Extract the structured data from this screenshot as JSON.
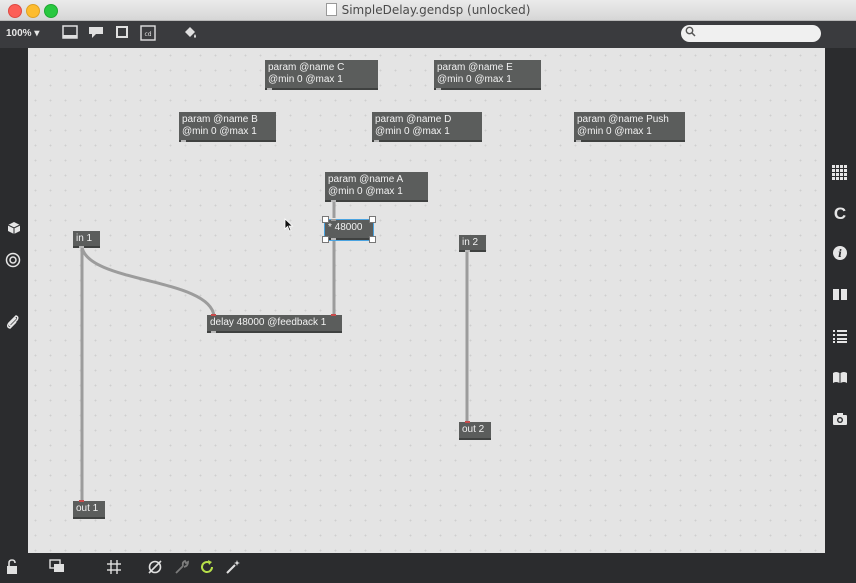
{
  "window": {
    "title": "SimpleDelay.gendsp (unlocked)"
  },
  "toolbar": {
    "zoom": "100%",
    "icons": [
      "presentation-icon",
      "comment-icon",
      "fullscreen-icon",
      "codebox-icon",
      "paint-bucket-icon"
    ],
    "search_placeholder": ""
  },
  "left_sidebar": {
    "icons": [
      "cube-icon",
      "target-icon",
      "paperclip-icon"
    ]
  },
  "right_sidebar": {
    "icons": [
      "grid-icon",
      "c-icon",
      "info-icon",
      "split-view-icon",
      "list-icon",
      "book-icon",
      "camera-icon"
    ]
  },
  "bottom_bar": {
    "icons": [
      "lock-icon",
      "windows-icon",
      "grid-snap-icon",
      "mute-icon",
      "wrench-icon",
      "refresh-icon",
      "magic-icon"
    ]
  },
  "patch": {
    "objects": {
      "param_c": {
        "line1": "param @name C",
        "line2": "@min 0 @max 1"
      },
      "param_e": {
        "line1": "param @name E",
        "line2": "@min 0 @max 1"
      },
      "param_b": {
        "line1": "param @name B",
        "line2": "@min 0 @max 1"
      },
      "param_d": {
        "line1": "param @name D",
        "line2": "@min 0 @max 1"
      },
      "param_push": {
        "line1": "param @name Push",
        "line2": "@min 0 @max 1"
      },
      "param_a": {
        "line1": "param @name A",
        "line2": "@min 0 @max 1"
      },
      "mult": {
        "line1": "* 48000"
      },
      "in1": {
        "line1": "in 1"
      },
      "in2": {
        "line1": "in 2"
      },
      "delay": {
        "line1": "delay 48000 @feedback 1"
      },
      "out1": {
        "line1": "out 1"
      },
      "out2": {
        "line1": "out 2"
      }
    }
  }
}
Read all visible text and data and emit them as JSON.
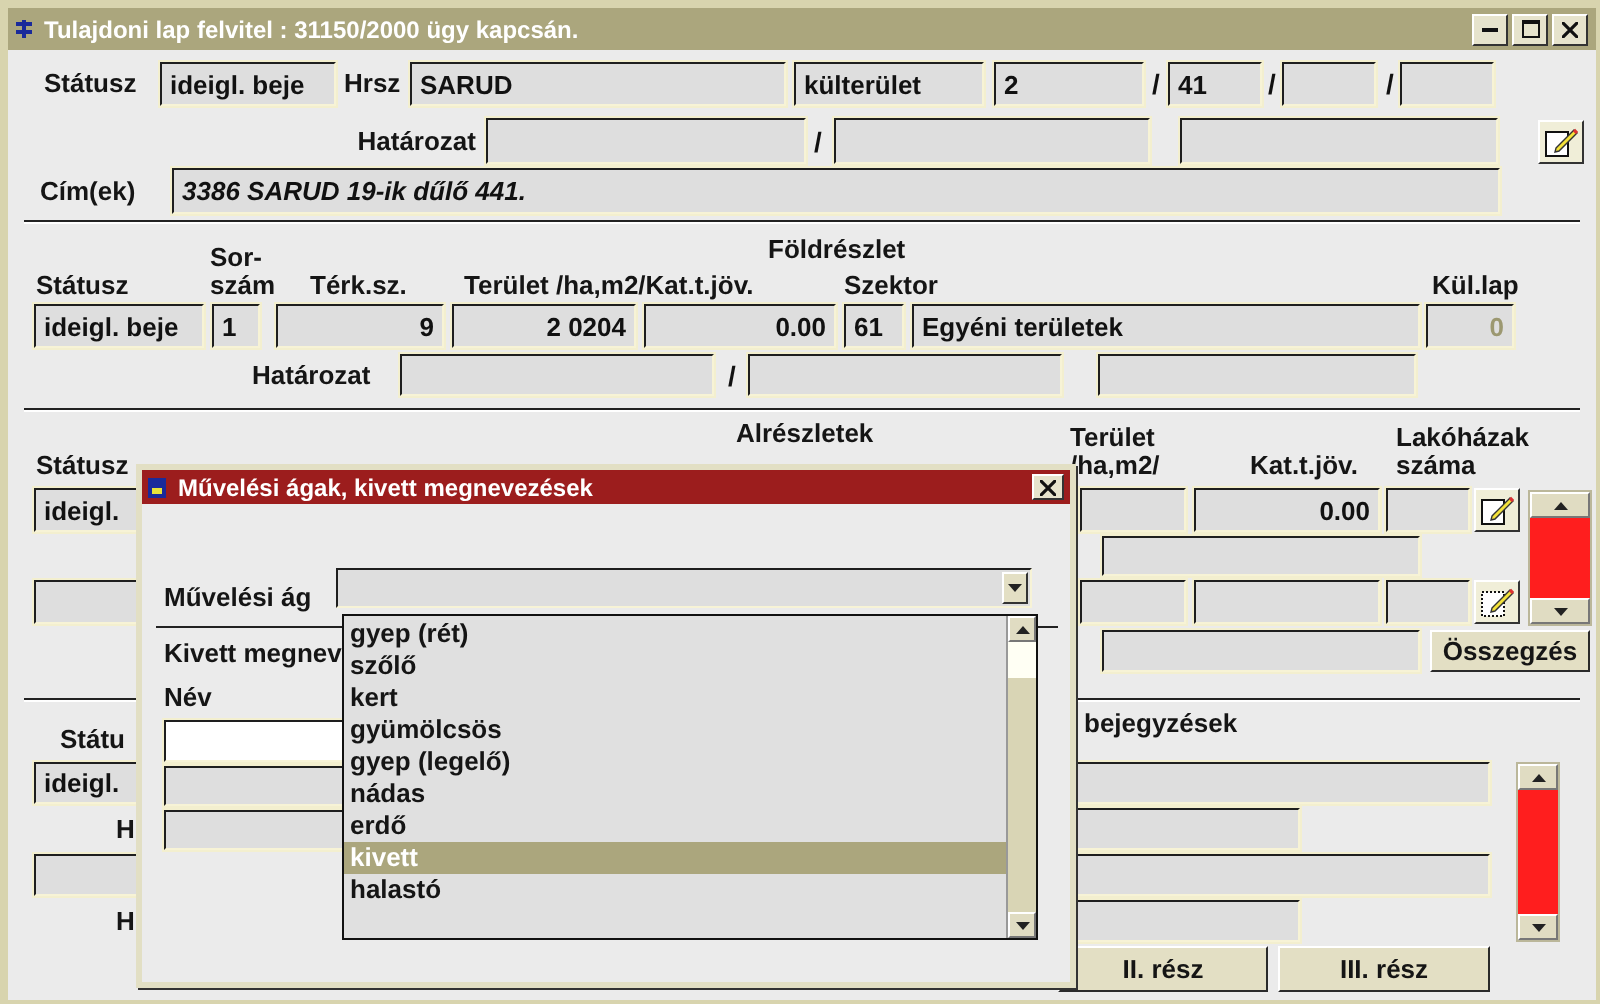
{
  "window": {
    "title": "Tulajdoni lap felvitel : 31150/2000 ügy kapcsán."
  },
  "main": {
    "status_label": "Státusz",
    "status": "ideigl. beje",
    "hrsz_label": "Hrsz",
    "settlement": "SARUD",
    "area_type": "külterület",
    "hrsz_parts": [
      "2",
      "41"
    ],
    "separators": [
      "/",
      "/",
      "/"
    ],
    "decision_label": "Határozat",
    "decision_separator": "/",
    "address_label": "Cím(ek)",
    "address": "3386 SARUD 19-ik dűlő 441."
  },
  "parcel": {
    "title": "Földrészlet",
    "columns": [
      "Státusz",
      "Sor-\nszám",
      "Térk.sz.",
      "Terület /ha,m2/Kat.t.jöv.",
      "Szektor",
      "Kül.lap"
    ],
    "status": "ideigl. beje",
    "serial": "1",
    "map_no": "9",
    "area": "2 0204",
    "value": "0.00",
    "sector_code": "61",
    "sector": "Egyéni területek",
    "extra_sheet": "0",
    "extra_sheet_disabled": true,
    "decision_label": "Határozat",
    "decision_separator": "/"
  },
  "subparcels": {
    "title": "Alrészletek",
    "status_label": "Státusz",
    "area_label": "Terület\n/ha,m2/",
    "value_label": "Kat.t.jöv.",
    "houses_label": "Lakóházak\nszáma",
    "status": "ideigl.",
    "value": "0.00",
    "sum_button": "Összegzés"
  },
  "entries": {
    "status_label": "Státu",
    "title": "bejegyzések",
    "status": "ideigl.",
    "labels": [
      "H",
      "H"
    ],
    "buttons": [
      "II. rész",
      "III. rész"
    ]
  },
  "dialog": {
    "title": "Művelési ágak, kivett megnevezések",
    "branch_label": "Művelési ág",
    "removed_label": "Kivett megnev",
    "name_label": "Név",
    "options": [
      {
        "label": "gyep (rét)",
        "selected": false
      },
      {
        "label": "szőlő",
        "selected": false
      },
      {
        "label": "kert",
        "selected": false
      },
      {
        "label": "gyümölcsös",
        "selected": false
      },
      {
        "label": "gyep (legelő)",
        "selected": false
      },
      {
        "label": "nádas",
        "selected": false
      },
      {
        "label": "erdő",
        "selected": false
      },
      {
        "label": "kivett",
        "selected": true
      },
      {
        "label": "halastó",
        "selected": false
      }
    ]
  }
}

■ WHAT TO PRODUCE ■
Reproduce all of the entries word for word, skipping any pictures they hold.

■ RESULT ■
Extract the structured data from this screenshot as JSON.
{
  "window": {
    "title": "SimpleDelay.gendsp (unlocked)"
  },
  "toolbar": {
    "zoom": "100%",
    "icons": [
      "presentation-icon",
      "comment-icon",
      "fullscreen-icon",
      "codebox-icon",
      "paint-bucket-icon"
    ],
    "search_placeholder": ""
  },
  "left_sidebar": {
    "icons": [
      "cube-icon",
      "target-icon",
      "paperclip-icon"
    ]
  },
  "right_sidebar": {
    "icons": [
      "grid-icon",
      "c-icon",
      "info-icon",
      "split-view-icon",
      "list-icon",
      "book-icon",
      "camera-icon"
    ]
  },
  "bottom_bar": {
    "icons": [
      "lock-icon",
      "windows-icon",
      "grid-snap-icon",
      "mute-icon",
      "wrench-icon",
      "refresh-icon",
      "magic-icon"
    ]
  },
  "patch": {
    "objects": {
      "param_c": {
        "line1": "param @name C",
        "line2": "@min 0 @max 1"
      },
      "param_e": {
        "line1": "param @name E",
        "line2": "@min 0 @max 1"
      },
      "param_b": {
        "line1": "param @name B",
        "line2": "@min 0 @max 1"
      },
      "param_d": {
        "line1": "param @name D",
        "line2": "@min 0 @max 1"
      },
      "param_push": {
        "line1": "param @name Push",
        "line2": "@min 0 @max 1"
      },
      "param_a": {
        "line1": "param @name A",
        "line2": "@min 0 @max 1"
      },
      "mult": {
        "line1": "* 48000"
      },
      "in1": {
        "line1": "in 1"
      },
      "in2": {
        "line1": "in 2"
      },
      "delay": {
        "line1": "delay 48000 @feedback 1"
      },
      "out1": {
        "line1": "out 1"
      },
      "out2": {
        "line1": "out 2"
      }
    }
  }
}
Read all visible text and data and emit them as JSON.
{
  "window": {
    "title": "Tulajdoni lap felvitel : 31150/2000 ügy kapcsán."
  },
  "main": {
    "status_label": "Státusz",
    "status": "ideigl. beje",
    "hrsz_label": "Hrsz",
    "settlement": "SARUD",
    "area_type": "külterület",
    "hrsz_parts": [
      "2",
      "41"
    ],
    "separators": [
      "/",
      "/",
      "/"
    ],
    "decision_label": "Határozat",
    "decision_separator": "/",
    "address_label": "Cím(ek)",
    "address": "3386 SARUD 19-ik dűlő 441."
  },
  "parcel": {
    "title": "Földrészlet",
    "columns": [
      "Státusz",
      "Sor-\nszám",
      "Térk.sz.",
      "Terület /ha,m2/Kat.t.jöv.",
      "Szektor",
      "Kül.lap"
    ],
    "status": "ideigl. beje",
    "serial": "1",
    "map_no": "9",
    "area": "2 0204",
    "value": "0.00",
    "sector_code": "61",
    "sector": "Egyéni területek",
    "extra_sheet": "0",
    "extra_sheet_disabled": true,
    "decision_label": "Határozat",
    "decision_separator": "/"
  },
  "subparcels": {
    "title": "Alrészletek",
    "status_label": "Státusz",
    "area_label": "Terület\n/ha,m2/",
    "value_label": "Kat.t.jöv.",
    "houses_label": "Lakóházak\nszáma",
    "status": "ideigl.",
    "value": "0.00",
    "sum_button": "Összegzés"
  },
  "entries": {
    "status_label": "Státu",
    "title": "bejegyzések",
    "status": "ideigl.",
    "labels": [
      "H",
      "H"
    ],
    "buttons": [
      "II. rész",
      "III. rész"
    ]
  },
  "dialog": {
    "title": "Művelési ágak, kivett megnevezések",
    "branch_label": "Művelési ág",
    "removed_label": "Kivett megnev",
    "name_label": "Név",
    "options": [
      {
        "label": "gyep (rét)",
        "selected": false
      },
      {
        "label": "szőlő",
        "selected": false
      },
      {
        "label": "kert",
        "selected": false
      },
      {
        "label": "gyümölcsös",
        "selected": false
      },
      {
        "label": "gyep (legelő)",
        "selected": false
      },
      {
        "label": "nádas",
        "selected": false
      },
      {
        "label": "erdő",
        "selected": false
      },
      {
        "label": "kivett",
        "selected": true
      },
      {
        "label": "halastó",
        "selected": false
      }
    ]
  }
}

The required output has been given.